## JOB:
Output each entry exactly; skip nothing.

## MATERIAL TO PROCESS:
= = = = =

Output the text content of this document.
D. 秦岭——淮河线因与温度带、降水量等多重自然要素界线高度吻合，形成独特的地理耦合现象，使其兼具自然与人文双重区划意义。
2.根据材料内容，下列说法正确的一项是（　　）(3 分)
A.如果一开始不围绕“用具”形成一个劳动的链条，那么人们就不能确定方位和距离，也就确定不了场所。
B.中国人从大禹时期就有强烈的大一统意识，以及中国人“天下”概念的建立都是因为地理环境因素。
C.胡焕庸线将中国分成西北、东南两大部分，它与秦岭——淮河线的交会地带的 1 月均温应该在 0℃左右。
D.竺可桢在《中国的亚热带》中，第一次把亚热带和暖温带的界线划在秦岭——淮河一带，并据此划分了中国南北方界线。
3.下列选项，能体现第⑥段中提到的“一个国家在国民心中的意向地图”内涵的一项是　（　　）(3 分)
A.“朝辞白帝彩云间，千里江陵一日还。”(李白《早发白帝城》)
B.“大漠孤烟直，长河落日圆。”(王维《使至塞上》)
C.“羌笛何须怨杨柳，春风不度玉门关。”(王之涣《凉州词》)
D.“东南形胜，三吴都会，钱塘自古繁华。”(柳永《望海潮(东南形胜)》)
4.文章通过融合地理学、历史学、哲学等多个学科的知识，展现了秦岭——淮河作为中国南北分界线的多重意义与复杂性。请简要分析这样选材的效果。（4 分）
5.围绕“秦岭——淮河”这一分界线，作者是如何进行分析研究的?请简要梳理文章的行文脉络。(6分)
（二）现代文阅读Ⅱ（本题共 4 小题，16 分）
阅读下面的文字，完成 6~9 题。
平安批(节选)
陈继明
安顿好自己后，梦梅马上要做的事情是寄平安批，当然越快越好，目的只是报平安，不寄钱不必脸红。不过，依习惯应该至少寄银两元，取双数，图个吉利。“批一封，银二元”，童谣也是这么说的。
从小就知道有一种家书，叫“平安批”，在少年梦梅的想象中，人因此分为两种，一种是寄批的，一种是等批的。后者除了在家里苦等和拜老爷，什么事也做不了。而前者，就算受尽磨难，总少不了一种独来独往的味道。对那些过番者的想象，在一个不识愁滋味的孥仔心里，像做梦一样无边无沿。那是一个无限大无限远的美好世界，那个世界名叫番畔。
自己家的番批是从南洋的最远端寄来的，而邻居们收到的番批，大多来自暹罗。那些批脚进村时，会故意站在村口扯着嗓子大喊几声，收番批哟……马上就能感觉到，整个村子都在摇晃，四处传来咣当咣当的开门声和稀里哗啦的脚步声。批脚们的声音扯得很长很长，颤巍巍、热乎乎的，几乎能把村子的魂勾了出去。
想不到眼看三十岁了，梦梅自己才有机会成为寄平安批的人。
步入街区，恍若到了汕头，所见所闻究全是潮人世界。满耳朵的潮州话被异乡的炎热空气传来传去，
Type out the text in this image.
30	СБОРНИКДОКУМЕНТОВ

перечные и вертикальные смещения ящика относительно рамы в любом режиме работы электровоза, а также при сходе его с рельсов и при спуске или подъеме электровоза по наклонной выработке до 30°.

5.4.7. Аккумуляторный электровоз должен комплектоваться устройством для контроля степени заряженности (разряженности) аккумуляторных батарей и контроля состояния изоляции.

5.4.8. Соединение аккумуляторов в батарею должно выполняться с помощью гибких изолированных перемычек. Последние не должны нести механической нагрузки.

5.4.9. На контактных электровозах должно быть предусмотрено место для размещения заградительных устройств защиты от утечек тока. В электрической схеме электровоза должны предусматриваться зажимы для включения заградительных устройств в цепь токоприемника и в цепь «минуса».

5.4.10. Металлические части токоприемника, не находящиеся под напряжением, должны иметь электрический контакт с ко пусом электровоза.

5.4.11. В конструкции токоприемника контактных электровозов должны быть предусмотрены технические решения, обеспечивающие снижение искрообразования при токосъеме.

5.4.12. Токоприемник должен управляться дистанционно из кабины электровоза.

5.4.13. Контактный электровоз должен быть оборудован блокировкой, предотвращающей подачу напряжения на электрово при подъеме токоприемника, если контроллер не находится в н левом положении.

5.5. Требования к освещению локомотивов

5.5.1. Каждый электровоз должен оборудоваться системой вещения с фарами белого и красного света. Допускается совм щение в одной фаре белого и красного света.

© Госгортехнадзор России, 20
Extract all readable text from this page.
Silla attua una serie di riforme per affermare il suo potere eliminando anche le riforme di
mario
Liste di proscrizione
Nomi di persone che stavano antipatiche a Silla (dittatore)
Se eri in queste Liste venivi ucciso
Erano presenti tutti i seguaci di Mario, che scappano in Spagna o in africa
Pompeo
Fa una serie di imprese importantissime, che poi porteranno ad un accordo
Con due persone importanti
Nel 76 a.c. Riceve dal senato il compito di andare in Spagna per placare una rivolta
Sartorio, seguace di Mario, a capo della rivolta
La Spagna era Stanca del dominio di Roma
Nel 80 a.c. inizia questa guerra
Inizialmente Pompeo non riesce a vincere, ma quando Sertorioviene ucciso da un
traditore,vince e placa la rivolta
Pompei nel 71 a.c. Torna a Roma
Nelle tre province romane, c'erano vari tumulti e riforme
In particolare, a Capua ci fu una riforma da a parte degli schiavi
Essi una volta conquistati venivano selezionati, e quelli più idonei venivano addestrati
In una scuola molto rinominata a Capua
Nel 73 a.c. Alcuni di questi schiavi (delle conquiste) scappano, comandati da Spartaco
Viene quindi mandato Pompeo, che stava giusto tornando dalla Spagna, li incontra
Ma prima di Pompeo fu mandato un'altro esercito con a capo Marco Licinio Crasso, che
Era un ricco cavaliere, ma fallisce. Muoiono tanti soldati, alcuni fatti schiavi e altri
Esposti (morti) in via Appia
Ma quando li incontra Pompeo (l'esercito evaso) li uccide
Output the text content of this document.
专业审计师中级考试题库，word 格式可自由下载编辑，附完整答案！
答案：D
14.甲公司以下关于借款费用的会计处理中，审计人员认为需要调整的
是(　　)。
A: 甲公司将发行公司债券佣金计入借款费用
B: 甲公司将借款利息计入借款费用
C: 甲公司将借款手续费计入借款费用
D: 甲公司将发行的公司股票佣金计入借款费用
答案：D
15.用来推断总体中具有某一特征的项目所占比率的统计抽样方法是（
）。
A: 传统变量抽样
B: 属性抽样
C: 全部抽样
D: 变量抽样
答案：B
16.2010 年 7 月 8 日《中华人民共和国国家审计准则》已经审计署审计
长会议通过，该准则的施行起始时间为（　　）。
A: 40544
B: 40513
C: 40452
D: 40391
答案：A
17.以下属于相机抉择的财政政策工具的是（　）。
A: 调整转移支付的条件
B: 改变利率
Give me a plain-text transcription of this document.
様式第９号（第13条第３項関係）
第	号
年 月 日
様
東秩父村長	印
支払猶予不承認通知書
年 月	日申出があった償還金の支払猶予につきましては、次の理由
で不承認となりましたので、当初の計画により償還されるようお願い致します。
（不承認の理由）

= = = = =

## WORKED SOLUTION:
Output the text content of this document.
D. 秦岭——淮河线因与温度带、降水量等多重自然要素界线高度吻合，形成独特的地理耦合现象，使其兼具自然与人文双重区划意义。
2.根据材料内容，下列说法正确的一项是（　　）(3 分)
A.如果一开始不围绕“用具”形成一个劳动的链条，那么人们就不能确定方位和距离，也就确定不了场所。
B.中国人从大禹时期就有强烈的大一统意识，以及中国人“天下”概念的建立都是因为地理环境因素。
C.胡焕庸线将中国分成西北、东南两大部分，它与秦岭——淮河线的交会地带的 1 月均温应该在 0℃左右。
D.竺可桢在《中国的亚热带》中，第一次把亚热带和暖温带的界线划在秦岭——淮河一带，并据此划分了中国南北方界线。
3.下列选项，能体现第⑥段中提到的“一个国家在国民心中的意向地图”内涵的一项是　（　　）(3 分)
A.“朝辞白帝彩云间，千里江陵一日还。”(李白《早发白帝城》)
B.“大漠孤烟直，长河落日圆。”(王维《使至塞上》)
C.“羌笛何须怨杨柳，春风不度玉门关。”(王之涣《凉州词》)
D.“东南形胜，三吴都会，钱塘自古繁华。”(柳永《望海潮(东南形胜)》)
4.文章通过融合地理学、历史学、哲学等多个学科的知识，展现了秦岭——淮河作为中国南北分界线的多重意义与复杂性。请简要分析这样选材的效果。（4 分）
5.围绕“秦岭——淮河”这一分界线，作者是如何进行分析研究的?请简要梳理文章的行文脉络。(6分)
（二）现代文阅读Ⅱ（本题共 4 小题，16 分）
阅读下面的文字，完成 6~9 题。
平安批(节选)
陈继明
安顿好自己后，梦梅马上要做的事情是寄平安批，当然越快越好，目的只是报平安，不寄钱不必脸红。不过，依习惯应该至少寄银两元，取双数，图个吉利。“批一封，银二元”，童谣也是这么说的。
从小就知道有一种家书，叫“平安批”，在少年梦梅的想象中，人因此分为两种，一种是寄批的，一种是等批的。后者除了在家里苦等和拜老爷，什么事也做不了。而前者，就算受尽磨难，总少不了一种独来独往的味道。对那些过番者的想象，在一个不识愁滋味的孥仔心里，像做梦一样无边无沿。那是一个无限大无限远的美好世界，那个世界名叫番畔。
自己家的番批是从南洋的最远端寄来的，而邻居们收到的番批，大多来自暹罗。那些批脚进村时，会故意站在村口扯着嗓子大喊几声，收番批哟……马上就能感觉到，整个村子都在摇晃，四处传来咣当咣当的开门声和稀里哗啦的脚步声。批脚们的声音扯得很长很长，颤巍巍、热乎乎的，几乎能把村子的魂勾了出去。
想不到眼看三十岁了，梦梅自己才有机会成为寄平安批的人。
步入街区，恍若到了汕头，所见所闻究全是潮人世界。满耳朵的潮州话被异乡的炎热空气传来传去，
Type out the text in this image.
30	СБОРНИКДОКУМЕНТОВ

перечные и вертикальные смещения ящика относительно рамы в любом режиме работы электровоза, а также при сходе его с рельсов и при спуске или подъеме электровоза по наклонной выработке до 30°.

5.4.7. Аккумуляторный электровоз должен комплектоваться устройством для контроля степени заряженности (разряженности) аккумуляторных батарей и контроля состояния изоляции.

5.4.8. Соединение аккумуляторов в батарею должно выполняться с помощью гибких изолированных перемычек. Последние не должны нести механической нагрузки.

5.4.9. На контактных электровозах должно быть предусмотрено место для размещения заградительных устройств защиты от утечек тока. В электрической схеме электровоза должны предусматриваться зажимы для включения заградительных устройств в цепь токоприемника и в цепь «минуса».

5.4.10. Металлические части токоприемника, не находящиеся под напряжением, должны иметь электрический контакт с ко пусом электровоза.

5.4.11. В конструкции токоприемника контактных электровозов должны быть предусмотрены технические решения, обеспечивающие снижение искрообразования при токосъеме.

5.4.12. Токоприемник должен управляться дистанционно из кабины электровоза.

5.4.13. Контактный электровоз должен быть оборудован блокировкой, предотвращающей подачу напряжения на электрово при подъеме токоприемника, если контроллер не находится в н левом положении.

5.5. Требования к освещению локомотивов

5.5.1. Каждый электровоз должен оборудоваться системой вещения с фарами белого и красного света. Допускается совм щение в одной фаре белого и красного света.

© Госгортехнадзор России, 20
Extract all readable text from this page.
Silla attua una serie di riforme per affermare il suo potere eliminando anche le riforme di
mario
Liste di proscrizione
Nomi di persone che stavano antipatiche a Silla (dittatore)
Se eri in queste Liste venivi ucciso
Erano presenti tutti i seguaci di Mario, che scappano in Spagna o in africa
Pompeo
Fa una serie di imprese importantissime, che poi porteranno ad un accordo
Con due persone importanti
Nel 76 a.c. Riceve dal senato il compito di andare in Spagna per placare una rivolta
Sartorio, seguace di Mario, a capo della rivolta
La Spagna era Stanca del dominio di Roma
Nel 80 a.c. inizia questa guerra
Inizialmente Pompeo non riesce a vincere, ma quando Sertorioviene ucciso da un
traditore,vince e placa la rivolta
Pompei nel 71 a.c. Torna a Roma
Nelle tre province romane, c'erano vari tumulti e riforme
In particolare, a Capua ci fu una riforma da a parte degli schiavi
Essi una volta conquistati venivano selezionati, e quelli più idonei venivano addestrati
In una scuola molto rinominata a Capua
Nel 73 a.c. Alcuni di questi schiavi (delle conquiste) scappano, comandati da Spartaco
Viene quindi mandato Pompeo, che stava giusto tornando dalla Spagna, li incontra
Ma prima di Pompeo fu mandato un'altro esercito con a capo Marco Licinio Crasso, che
Era un ricco cavaliere, ma fallisce. Muoiono tanti soldati, alcuni fatti schiavi e altri
Esposti (morti) in via Appia
Ma quando li incontra Pompeo (l'esercito evaso) li uccide
Output the text content of this document.
专业审计师中级考试题库，word 格式可自由下载编辑，附完整答案！
答案：D
14.甲公司以下关于借款费用的会计处理中，审计人员认为需要调整的
是(　　)。
A: 甲公司将发行公司债券佣金计入借款费用
B: 甲公司将借款利息计入借款费用
C: 甲公司将借款手续费计入借款费用
D: 甲公司将发行的公司股票佣金计入借款费用
答案：D
15.用来推断总体中具有某一特征的项目所占比率的统计抽样方法是（
）。
A: 传统变量抽样
B: 属性抽样
C: 全部抽样
D: 变量抽样
答案：B
16.2010 年 7 月 8 日《中华人民共和国国家审计准则》已经审计署审计
长会议通过，该准则的施行起始时间为（　　）。
A: 40544
B: 40513
C: 40452
D: 40391
答案：A
17.以下属于相机抉择的财政政策工具的是（　）。
A: 调整转移支付的条件
B: 改变利率
Give me a plain-text transcription of this document.
様式第９号（第13条第３項関係）
第	号
年 月 日
様
東秩父村長	印
支払猶予不承認通知書
年 月	日申出があった償還金の支払猶予につきましては、次の理由
で不承認となりましたので、当初の計画により償還されるようお願い致します。
（不承認の理由）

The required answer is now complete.